# Fine tuning T5 with Layer

[![Open in Layer](https://development.layer.co/assets/badge.svg)](https://development.layer.co/layer/t5-fine-tuning-with-layer) [![Open in Colab](https://colab.research.google.com/assets/colab-badge.svg)](https://colab.research.google.com/github/layerai/examples/blob/main/translation/T5_Fine_tuning_with_Layer.ipynb) [![Layer Examples Github](https://badgen.net/badge/icon/github?icon=github&label)](https://github.com/layerai/examples/tree/main/translation)

A T5 is an encoder-decoder model. It converts all NLP problems like language translation, summarization, text generation, question-answering, to a text-to-text task.

We are going to fine tune a pretrained T5 Model from 🤗 and train it to translate English to SQL.

▶ Extracted material
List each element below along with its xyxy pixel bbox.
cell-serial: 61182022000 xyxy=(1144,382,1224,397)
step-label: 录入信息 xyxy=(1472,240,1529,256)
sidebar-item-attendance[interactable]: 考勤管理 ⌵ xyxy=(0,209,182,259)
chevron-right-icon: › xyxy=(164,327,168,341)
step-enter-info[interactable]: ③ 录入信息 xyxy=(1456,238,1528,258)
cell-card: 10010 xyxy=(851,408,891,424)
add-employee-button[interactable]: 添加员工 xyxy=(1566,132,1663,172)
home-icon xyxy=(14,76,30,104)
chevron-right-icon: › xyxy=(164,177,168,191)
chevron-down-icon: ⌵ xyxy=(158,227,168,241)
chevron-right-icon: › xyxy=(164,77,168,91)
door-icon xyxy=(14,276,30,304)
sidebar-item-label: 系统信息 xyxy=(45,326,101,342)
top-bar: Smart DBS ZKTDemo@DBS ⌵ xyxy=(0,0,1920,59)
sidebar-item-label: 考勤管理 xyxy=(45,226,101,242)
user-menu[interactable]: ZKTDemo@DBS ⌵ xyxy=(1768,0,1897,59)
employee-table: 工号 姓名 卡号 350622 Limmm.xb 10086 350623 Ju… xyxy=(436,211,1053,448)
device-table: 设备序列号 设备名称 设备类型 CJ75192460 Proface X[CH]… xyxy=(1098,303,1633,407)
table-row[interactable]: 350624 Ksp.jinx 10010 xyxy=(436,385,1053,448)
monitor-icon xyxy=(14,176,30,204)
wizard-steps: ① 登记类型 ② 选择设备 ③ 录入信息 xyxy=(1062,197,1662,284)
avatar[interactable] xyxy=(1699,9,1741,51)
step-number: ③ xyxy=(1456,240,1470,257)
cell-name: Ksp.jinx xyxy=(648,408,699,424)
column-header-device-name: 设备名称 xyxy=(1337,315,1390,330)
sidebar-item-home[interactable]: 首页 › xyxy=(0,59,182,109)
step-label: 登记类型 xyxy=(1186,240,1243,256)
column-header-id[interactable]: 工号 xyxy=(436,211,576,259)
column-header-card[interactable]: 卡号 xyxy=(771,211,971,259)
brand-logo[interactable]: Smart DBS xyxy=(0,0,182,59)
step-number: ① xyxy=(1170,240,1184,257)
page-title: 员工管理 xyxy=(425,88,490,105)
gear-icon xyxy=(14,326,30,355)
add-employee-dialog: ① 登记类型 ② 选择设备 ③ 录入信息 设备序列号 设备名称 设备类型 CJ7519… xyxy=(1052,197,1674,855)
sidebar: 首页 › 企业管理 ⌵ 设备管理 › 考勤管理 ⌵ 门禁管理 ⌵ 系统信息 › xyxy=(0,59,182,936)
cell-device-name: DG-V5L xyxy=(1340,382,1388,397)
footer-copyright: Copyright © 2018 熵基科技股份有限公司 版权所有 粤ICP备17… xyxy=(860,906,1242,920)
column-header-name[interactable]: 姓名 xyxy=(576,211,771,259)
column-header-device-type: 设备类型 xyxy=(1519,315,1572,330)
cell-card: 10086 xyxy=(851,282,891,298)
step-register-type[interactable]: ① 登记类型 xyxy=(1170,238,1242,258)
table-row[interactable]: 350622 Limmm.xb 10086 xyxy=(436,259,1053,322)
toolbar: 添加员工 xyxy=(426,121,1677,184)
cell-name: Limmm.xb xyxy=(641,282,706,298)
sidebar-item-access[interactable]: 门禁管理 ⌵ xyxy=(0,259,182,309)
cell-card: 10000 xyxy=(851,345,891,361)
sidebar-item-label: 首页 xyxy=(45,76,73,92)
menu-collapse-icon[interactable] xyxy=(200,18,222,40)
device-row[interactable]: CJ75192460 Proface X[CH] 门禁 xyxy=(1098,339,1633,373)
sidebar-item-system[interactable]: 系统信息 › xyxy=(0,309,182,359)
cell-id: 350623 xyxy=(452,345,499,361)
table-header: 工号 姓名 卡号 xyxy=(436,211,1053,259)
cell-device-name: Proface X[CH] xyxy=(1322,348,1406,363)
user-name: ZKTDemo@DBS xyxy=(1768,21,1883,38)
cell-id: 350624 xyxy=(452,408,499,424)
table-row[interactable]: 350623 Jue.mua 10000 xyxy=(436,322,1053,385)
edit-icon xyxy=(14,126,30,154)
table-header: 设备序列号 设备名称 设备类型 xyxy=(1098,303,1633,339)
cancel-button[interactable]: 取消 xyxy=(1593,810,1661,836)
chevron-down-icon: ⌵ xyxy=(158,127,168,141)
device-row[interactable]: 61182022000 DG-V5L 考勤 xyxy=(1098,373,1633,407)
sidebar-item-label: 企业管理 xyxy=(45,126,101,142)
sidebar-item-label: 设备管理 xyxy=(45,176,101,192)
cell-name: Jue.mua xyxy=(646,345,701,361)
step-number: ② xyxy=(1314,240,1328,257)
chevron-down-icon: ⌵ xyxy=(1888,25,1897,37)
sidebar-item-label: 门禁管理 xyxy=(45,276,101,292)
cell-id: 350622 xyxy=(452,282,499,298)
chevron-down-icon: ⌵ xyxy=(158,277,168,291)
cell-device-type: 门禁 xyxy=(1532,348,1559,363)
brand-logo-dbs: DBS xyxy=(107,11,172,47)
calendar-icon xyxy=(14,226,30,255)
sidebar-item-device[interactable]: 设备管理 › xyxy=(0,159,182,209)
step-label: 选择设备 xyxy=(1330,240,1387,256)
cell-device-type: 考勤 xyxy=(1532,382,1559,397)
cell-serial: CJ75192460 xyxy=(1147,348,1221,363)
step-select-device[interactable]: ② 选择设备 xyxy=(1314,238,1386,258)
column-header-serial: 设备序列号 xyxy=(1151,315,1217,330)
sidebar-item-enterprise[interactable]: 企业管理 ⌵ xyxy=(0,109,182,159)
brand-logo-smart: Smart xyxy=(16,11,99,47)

▶ Task requirements
#1 Write out the T5 fine-tuning page again from "# Fine tuning" up to and including "a text-to-text task.", substituting "sequence-to-sequence" for "encoder-decoder".
#2 Continue the T5 fine-tuning page from the point where it stops.
The lines above come from a different source than the T5 fine-tuning page.

▶ The responses
#1
# Fine tuning T5 with Layer

[![Open in Layer](https://development.layer.co/assets/badge.svg)](https://development.layer.co/layer/t5-fine-tuning-with-layer) [![Open in Colab](https://colab.research.google.com/assets/colab-badge.svg)](https://colab.research.google.com/github/layerai/examples/blob/main/translation/T5_Fine_tuning_with_Layer.ipynb) [![Layer Examples Github](https://badgen.net/badge/icon/github?icon=github&label)](https://github.com/layerai/examples/tree/main/translation)

A T5 is an sequence-to-sequence model. It converts all NLP problems like language translation, summarization, text generation, question-answering, to a text-to-text task.

#2
# Install Requirements

In [None]:
!pip install layer --upgrade -q
!pip install sentencepiece -q
!pip install transformers -q

In [None]:
from layer.decorators import dataset, model,resources, pip_requirements, fabric
import layer
import torch
import random
import re
import pandas as pd
import numpy as np
import os

# Getting Started with Layer

Layer is an MLOps platform which advances ML pipelines with remote computation and tracking.

## Login to Layer

Let's login to Layer first.

In [None]:
layer.login()

## Initialize Layer Project
Now we are ready to init our project. Layer Project is basically an ML Repo hosted on Layer where you can store your datasets, models, metrics

In [None]:
layer.init("t5-fine-tuning-with-layer")

Your project is ready. Find your project here:

https://app.layer.ai

# Dataset Generation
Unlike language to language translation datasets, we can build custom English to SQL translation pairs programmatically with the help of some templates.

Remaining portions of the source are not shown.